Source records:
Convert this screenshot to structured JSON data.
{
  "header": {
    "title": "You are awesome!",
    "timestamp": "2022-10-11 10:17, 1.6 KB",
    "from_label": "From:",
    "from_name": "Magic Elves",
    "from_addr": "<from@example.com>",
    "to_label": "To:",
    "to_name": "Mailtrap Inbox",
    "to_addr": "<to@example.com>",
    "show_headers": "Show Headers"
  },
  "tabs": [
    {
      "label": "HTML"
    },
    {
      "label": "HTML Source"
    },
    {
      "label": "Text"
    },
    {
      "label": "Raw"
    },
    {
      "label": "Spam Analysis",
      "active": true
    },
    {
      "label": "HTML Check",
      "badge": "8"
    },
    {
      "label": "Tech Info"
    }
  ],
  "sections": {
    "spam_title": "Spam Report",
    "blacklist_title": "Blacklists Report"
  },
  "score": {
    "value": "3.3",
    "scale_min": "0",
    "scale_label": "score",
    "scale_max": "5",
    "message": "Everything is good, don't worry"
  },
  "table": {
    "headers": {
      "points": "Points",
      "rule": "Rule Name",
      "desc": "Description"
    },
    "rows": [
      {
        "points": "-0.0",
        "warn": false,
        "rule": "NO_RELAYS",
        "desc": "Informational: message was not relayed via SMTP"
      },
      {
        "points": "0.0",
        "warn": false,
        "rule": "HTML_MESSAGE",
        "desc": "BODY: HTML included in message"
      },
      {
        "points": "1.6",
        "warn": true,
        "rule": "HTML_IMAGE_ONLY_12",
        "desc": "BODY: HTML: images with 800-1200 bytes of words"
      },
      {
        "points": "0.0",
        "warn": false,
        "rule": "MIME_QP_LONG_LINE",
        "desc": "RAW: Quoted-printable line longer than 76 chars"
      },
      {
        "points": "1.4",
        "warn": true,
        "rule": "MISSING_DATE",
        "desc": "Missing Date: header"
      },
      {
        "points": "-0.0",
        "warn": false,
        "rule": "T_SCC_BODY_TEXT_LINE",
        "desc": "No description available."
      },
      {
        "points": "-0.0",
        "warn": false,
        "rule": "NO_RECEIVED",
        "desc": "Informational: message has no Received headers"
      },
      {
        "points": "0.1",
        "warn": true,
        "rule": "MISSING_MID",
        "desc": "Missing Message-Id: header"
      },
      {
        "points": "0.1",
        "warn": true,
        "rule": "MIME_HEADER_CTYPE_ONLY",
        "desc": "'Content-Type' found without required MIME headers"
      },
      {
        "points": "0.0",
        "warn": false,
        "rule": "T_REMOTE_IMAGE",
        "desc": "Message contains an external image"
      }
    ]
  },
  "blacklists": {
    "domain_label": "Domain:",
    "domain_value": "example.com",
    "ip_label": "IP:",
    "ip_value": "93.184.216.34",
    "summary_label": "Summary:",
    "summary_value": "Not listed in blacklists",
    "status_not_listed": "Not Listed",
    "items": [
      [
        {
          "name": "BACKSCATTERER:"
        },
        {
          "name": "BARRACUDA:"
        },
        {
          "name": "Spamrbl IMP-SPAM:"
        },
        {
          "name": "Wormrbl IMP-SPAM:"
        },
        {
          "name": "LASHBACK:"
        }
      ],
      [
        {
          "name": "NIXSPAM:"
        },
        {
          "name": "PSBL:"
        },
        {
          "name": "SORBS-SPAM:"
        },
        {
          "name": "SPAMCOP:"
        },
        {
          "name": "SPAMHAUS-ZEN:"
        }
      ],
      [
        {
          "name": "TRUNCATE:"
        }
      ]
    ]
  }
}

--

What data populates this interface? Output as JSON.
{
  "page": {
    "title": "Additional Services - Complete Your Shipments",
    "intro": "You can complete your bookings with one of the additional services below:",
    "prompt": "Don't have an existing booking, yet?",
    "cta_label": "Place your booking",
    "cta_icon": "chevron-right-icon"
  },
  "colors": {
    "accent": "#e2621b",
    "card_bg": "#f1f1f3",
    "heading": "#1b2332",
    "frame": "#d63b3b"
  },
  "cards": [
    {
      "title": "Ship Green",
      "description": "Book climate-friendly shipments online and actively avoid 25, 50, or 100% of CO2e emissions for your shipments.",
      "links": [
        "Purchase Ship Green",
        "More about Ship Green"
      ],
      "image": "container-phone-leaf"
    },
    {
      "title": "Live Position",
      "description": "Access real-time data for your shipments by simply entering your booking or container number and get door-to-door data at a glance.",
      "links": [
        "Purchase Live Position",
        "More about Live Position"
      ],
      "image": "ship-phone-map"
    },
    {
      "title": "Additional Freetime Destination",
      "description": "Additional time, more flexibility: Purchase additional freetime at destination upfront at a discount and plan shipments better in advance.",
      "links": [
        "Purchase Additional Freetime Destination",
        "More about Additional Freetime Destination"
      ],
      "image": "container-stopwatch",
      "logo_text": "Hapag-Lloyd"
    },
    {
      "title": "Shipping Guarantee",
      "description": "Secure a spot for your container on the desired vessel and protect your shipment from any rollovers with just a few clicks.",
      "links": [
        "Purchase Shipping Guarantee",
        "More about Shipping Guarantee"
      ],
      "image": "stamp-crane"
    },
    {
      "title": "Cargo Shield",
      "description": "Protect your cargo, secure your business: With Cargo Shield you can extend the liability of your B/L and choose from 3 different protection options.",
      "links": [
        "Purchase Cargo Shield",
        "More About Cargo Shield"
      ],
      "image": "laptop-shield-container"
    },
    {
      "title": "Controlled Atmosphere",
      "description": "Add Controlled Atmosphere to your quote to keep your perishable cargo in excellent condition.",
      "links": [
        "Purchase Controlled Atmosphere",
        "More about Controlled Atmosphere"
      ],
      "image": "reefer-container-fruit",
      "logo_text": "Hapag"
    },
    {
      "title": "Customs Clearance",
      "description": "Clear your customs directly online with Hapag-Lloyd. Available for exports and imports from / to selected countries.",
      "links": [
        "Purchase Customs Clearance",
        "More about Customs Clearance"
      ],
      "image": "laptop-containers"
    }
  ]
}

--

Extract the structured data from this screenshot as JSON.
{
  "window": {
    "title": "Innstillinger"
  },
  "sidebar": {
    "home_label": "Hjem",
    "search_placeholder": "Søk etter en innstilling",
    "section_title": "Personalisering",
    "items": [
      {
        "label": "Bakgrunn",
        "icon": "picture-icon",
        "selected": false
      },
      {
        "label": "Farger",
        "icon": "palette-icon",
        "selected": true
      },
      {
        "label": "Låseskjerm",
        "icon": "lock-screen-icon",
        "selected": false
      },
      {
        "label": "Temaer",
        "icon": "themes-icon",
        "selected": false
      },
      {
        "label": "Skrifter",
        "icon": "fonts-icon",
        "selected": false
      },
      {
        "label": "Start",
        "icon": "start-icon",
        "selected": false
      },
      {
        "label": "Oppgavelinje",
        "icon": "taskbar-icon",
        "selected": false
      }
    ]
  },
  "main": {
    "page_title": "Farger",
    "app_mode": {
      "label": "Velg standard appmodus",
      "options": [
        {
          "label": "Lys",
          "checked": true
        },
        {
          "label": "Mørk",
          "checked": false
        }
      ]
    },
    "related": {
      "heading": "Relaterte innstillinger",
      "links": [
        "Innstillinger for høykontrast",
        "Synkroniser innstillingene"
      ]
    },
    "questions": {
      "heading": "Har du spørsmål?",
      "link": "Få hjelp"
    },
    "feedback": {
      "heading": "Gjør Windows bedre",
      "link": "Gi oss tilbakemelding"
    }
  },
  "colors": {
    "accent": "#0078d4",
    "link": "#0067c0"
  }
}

**Task to carry out**
Pull out all lines from the entries above in which the word "Lloyd" appears.

**Finished answer**
      "logo_text": "Hapag-Lloyd"
      "description": "Clear your customs directly online with Hapag-Lloyd. Available for exports and imports from / to selected countries.",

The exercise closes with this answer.